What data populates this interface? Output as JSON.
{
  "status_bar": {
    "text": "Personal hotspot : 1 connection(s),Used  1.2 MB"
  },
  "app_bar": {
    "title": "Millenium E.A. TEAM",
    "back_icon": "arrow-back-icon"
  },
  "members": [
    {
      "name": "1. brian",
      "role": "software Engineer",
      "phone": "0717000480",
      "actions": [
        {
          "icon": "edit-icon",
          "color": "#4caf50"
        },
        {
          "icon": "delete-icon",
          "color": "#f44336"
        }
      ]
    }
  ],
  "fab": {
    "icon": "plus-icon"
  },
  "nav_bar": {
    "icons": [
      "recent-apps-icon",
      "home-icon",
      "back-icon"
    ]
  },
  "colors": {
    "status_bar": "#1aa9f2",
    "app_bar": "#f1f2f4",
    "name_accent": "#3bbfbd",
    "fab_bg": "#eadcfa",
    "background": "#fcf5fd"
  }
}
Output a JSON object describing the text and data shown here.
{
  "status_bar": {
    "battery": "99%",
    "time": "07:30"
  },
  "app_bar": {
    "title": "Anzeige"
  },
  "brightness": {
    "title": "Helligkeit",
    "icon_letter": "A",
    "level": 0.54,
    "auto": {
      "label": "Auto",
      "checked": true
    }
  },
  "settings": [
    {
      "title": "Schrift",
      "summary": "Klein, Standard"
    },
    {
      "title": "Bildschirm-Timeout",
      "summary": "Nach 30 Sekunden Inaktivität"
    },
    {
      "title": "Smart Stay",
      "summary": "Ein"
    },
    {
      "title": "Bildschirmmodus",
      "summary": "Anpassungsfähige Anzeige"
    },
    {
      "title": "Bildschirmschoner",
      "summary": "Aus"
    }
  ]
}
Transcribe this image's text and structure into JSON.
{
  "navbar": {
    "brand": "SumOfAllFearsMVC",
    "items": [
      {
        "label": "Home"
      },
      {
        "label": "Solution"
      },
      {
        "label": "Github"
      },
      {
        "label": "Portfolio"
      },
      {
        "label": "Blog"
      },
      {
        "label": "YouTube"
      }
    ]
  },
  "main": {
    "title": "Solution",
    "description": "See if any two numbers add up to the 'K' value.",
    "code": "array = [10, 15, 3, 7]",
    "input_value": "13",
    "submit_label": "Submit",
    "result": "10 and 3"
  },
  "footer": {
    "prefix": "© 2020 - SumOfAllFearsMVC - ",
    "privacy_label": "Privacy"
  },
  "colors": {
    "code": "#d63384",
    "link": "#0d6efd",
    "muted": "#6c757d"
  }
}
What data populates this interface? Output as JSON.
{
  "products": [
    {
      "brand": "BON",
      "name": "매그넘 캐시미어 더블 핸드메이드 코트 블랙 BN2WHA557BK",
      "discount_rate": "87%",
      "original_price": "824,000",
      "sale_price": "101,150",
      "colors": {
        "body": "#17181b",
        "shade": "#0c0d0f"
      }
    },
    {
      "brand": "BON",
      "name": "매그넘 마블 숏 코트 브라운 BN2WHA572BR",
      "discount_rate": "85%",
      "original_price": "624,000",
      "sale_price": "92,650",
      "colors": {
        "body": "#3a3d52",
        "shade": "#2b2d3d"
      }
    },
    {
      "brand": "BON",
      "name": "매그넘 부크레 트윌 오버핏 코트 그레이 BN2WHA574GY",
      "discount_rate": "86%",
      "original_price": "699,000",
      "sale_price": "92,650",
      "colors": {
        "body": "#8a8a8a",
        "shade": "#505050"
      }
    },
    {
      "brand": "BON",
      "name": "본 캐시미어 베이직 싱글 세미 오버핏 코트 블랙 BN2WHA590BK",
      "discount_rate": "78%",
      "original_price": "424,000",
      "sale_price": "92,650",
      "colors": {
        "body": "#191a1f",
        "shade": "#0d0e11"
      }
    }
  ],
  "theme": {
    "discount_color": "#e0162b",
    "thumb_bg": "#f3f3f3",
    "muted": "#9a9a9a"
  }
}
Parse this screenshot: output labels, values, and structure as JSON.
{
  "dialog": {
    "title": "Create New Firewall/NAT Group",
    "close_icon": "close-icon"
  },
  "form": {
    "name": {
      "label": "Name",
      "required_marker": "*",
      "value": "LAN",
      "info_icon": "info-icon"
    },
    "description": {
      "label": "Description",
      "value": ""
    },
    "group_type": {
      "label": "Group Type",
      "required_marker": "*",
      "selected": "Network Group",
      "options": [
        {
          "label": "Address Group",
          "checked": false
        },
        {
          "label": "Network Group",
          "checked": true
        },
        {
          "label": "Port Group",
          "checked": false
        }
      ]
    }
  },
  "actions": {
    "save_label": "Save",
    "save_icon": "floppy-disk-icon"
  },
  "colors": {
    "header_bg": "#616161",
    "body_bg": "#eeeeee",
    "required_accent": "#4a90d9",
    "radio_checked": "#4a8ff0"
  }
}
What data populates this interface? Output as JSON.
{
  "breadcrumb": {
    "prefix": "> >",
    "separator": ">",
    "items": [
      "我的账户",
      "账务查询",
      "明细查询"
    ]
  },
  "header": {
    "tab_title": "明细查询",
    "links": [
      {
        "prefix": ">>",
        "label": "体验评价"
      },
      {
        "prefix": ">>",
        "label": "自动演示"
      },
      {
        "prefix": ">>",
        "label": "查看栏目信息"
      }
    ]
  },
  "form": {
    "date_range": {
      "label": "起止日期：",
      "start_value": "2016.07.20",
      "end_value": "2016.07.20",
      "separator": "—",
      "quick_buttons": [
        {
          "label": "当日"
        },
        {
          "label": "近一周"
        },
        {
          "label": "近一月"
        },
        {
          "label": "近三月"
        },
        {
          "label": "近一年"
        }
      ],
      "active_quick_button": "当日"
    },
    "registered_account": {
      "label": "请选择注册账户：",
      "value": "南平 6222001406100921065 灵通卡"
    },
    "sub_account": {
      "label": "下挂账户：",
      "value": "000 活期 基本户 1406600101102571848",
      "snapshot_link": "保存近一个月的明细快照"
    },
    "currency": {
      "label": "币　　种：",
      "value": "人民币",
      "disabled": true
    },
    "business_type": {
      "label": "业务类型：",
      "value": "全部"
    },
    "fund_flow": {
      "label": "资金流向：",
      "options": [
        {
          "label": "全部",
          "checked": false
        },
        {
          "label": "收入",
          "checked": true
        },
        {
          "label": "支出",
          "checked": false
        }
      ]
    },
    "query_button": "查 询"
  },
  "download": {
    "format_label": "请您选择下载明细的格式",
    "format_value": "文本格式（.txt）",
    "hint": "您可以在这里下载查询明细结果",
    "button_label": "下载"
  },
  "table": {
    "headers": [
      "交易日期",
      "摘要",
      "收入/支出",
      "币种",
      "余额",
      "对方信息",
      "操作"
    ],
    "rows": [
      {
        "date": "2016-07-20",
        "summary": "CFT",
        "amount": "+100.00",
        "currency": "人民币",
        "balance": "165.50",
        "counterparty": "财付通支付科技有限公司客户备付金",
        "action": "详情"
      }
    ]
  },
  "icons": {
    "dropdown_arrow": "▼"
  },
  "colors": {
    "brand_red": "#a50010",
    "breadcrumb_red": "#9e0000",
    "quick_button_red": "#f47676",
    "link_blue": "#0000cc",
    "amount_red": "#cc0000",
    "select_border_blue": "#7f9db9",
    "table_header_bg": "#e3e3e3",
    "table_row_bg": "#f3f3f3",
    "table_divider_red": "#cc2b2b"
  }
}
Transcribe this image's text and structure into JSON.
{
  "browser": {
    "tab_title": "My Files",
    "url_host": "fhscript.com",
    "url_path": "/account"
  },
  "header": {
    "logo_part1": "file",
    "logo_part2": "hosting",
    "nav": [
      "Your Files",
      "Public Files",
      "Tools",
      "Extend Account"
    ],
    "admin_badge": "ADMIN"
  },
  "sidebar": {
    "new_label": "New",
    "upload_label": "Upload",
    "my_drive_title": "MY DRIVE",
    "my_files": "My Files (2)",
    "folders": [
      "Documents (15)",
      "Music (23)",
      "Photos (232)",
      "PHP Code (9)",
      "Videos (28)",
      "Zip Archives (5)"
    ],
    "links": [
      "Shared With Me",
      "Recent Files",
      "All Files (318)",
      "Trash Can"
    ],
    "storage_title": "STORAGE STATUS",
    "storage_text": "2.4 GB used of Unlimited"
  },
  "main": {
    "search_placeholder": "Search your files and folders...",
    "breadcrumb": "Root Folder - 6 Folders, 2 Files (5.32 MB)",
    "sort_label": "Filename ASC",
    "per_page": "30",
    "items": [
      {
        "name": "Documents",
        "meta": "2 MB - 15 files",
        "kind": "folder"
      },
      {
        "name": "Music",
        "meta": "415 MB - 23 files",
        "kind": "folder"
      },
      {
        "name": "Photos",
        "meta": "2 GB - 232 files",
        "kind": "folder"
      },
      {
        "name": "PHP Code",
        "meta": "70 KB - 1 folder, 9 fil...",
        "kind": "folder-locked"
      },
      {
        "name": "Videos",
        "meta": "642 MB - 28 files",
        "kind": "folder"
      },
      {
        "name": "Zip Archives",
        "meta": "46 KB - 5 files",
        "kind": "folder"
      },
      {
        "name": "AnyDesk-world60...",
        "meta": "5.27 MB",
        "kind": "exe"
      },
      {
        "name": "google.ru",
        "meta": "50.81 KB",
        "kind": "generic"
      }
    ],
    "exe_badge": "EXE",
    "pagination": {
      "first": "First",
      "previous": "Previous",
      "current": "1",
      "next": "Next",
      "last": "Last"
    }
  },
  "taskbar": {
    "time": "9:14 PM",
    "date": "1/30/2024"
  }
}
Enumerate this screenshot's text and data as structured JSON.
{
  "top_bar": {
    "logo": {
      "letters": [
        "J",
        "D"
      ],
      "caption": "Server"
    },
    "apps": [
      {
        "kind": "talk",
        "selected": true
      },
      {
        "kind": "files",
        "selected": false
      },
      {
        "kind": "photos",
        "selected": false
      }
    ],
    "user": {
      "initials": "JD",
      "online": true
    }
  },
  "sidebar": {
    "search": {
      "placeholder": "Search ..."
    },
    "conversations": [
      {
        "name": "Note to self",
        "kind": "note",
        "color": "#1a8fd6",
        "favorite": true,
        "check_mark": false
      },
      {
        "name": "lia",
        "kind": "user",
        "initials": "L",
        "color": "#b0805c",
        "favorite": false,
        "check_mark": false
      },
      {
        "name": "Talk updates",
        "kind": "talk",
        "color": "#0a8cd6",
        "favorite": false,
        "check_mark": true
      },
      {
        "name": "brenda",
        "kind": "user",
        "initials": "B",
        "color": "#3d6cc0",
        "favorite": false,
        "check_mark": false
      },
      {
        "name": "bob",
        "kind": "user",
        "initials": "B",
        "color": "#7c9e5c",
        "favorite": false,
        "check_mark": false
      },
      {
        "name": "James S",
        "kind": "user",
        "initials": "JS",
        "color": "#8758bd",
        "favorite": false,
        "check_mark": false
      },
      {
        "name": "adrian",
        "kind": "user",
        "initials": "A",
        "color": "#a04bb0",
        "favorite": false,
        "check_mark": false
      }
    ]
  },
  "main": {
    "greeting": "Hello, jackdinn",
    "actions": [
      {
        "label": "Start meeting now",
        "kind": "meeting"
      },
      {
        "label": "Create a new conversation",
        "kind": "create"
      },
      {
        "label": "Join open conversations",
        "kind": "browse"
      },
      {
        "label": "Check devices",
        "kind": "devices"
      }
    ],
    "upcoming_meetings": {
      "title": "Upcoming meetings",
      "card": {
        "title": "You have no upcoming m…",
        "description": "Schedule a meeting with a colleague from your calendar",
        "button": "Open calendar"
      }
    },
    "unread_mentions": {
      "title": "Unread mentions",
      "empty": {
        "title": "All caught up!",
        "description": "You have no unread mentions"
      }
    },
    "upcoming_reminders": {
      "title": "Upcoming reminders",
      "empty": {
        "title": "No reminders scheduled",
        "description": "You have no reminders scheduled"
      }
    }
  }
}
○ ○ ○
DO THIS:
From the records, copy every line that has the string "true" in it.

FULL SOLUTION:
      "checked": true
          "checked": true
      "disabled": true
          "checked": true
        "selected": true
      "online": true
        "favorite": true,
        "check_mark": true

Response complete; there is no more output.